+++ Record set

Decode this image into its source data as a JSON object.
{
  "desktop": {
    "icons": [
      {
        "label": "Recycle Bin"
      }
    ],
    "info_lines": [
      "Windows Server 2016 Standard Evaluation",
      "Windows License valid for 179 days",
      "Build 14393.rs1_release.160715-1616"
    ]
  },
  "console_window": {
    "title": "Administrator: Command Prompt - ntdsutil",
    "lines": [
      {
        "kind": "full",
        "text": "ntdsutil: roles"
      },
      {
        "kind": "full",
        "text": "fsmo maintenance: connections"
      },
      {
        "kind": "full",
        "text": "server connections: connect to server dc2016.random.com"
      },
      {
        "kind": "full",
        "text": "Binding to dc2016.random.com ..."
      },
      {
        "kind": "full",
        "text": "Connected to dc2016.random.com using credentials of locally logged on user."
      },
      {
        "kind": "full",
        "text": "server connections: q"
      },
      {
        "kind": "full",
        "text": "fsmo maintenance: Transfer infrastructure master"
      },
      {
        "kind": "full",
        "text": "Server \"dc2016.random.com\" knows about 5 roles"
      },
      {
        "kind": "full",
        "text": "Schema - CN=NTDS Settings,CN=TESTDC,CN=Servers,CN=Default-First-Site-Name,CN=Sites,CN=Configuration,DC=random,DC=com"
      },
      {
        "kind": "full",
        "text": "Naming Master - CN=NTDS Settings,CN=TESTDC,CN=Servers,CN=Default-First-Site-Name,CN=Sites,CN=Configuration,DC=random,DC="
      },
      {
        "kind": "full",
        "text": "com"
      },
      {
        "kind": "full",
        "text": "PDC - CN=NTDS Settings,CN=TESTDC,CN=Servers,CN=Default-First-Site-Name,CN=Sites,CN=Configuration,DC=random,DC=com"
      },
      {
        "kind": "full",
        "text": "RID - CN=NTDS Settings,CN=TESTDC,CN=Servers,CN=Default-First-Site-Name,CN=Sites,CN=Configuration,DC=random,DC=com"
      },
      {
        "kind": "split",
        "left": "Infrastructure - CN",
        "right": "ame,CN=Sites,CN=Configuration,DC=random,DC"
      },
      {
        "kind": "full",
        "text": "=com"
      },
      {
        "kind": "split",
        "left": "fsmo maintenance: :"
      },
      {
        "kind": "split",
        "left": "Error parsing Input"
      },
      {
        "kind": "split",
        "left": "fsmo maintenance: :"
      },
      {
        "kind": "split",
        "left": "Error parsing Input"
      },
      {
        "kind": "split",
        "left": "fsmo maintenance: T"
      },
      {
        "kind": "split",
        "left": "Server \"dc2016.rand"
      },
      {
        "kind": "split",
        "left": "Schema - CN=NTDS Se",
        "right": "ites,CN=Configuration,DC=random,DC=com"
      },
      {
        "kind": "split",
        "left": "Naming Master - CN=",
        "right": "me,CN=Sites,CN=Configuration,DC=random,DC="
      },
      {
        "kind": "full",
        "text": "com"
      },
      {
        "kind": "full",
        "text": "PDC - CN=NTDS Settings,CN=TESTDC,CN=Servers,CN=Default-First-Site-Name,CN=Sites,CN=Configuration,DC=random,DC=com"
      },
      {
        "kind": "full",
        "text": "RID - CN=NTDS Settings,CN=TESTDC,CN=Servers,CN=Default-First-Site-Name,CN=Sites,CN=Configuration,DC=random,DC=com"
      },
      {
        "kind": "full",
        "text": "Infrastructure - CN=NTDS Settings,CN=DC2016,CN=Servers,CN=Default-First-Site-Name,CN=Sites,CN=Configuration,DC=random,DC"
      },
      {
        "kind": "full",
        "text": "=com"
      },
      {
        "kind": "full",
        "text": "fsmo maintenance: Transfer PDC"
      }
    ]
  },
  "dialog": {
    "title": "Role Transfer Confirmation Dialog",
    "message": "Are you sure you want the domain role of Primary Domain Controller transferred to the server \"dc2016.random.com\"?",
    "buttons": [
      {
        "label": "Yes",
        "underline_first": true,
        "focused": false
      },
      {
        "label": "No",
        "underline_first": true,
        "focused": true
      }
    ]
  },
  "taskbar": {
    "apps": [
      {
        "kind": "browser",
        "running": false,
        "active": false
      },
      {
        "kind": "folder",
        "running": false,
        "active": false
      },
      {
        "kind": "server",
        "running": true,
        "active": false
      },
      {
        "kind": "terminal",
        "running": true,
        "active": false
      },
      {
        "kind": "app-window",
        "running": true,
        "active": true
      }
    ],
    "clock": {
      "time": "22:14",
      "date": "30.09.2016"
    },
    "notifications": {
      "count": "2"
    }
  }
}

++++++

## Description of the task
Return the whole listing exactly, with every line included.

## Solution to the problem
Decode this image into its source data as a JSON object.
{
  "desktop": {
    "icons": [
      {
        "label": "Recycle Bin"
      }
    ],
    "info_lines": [
      "Windows Server 2016 Standard Evaluation",
      "Windows License valid for 179 days",
      "Build 14393.rs1_release.160715-1616"
    ]
  },
  "console_window": {
    "title": "Administrator: Command Prompt - ntdsutil",
    "lines": [
      {
        "kind": "full",
        "text": "ntdsutil: roles"
      },
      {
        "kind": "full",
        "text": "fsmo maintenance: connections"
      },
      {
        "kind": "full",
        "text": "server connections: connect to server dc2016.random.com"
      },
      {
        "kind": "full",
        "text": "Binding to dc2016.random.com ..."
      },
      {
        "kind": "full",
        "text": "Connected to dc2016.random.com using credentials of locally logged on user."
      },
      {
        "kind": "full",
        "text": "server connections: q"
      },
      {
        "kind": "full",
        "text": "fsmo maintenance: Transfer infrastructure master"
      },
      {
        "kind": "full",
        "text": "Server \"dc2016.random.com\" knows about 5 roles"
      },
      {
        "kind": "full",
        "text": "Schema - CN=NTDS Settings,CN=TESTDC,CN=Servers,CN=Default-First-Site-Name,CN=Sites,CN=Configuration,DC=random,DC=com"
      },
      {
        "kind": "full",
        "text": "Naming Master - CN=NTDS Settings,CN=TESTDC,CN=Servers,CN=Default-First-Site-Name,CN=Sites,CN=Configuration,DC=random,DC="
      },
      {
        "kind": "full",
        "text": "com"
      },
      {
        "kind": "full",
        "text": "PDC - CN=NTDS Settings,CN=TESTDC,CN=Servers,CN=Default-First-Site-Name,CN=Sites,CN=Configuration,DC=random,DC=com"
      },
      {
        "kind": "full",
        "text": "RID - CN=NTDS Settings,CN=TESTDC,CN=Servers,CN=Default-First-Site-Name,CN=Sites,CN=Configuration,DC=random,DC=com"
      },
      {
        "kind": "split",
        "left": "Infrastructure - CN",
        "right": "ame,CN=Sites,CN=Configuration,DC=random,DC"
      },
      {
        "kind": "full",
        "text": "=com"
      },
      {
        "kind": "split",
        "left": "fsmo maintenance: :"
      },
      {
        "kind": "split",
        "left": "Error parsing Input"
      },
      {
        "kind": "split",
        "left": "fsmo maintenance: :"
      },
      {
        "kind": "split",
        "left": "Error parsing Input"
      },
      {
        "kind": "split",
        "left": "fsmo maintenance: T"
      },
      {
        "kind": "split",
        "left": "Server \"dc2016.rand"
      },
      {
        "kind": "split",
        "left": "Schema - CN=NTDS Se",
        "right": "ites,CN=Configuration,DC=random,DC=com"
      },
      {
        "kind": "split",
        "left": "Naming Master - CN=",
        "right": "me,CN=Sites,CN=Configuration,DC=random,DC="
      },
      {
        "kind": "full",
        "text": "com"
      },
      {
        "kind": "full",
        "text": "PDC - CN=NTDS Settings,CN=TESTDC,CN=Servers,CN=Default-First-Site-Name,CN=Sites,CN=Configuration,DC=random,DC=com"
      },
      {
        "kind": "full",
        "text": "RID - CN=NTDS Settings,CN=TESTDC,CN=Servers,CN=Default-First-Site-Name,CN=Sites,CN=Configuration,DC=random,DC=com"
      },
      {
        "kind": "full",
        "text": "Infrastructure - CN=NTDS Settings,CN=DC2016,CN=Servers,CN=Default-First-Site-Name,CN=Sites,CN=Configuration,DC=random,DC"
      },
      {
        "kind": "full",
        "text": "=com"
      },
      {
        "kind": "full",
        "text": "fsmo maintenance: Transfer PDC"
      }
    ]
  },
  "dialog": {
    "title": "Role Transfer Confirmation Dialog",
    "message": "Are you sure you want the domain role of Primary Domain Controller transferred to the server \"dc2016.random.com\"?",
    "buttons": [
      {
        "label": "Yes",
        "underline_first": true,
        "focused": false
      },
      {
        "label": "No",
        "underline_first": true,
        "focused": true
      }
    ]
  },
  "taskbar": {
    "apps": [
      {
        "kind": "browser",
        "running": false,
        "active": false
      },
      {
        "kind": "folder",
        "running": false,
        "active": false
      },
      {
        "kind": "server",
        "running": true,
        "active": false
      },
      {
        "kind": "terminal",
        "running": true,
        "active": false
      },
      {
        "kind": "app-window",
        "running": true,
        "active": true
      }
    ],
    "clock": {
      "time": "22:14",
      "date": "30.09.2016"
    },
    "notifications": {
      "count": "2"
    }
  }
}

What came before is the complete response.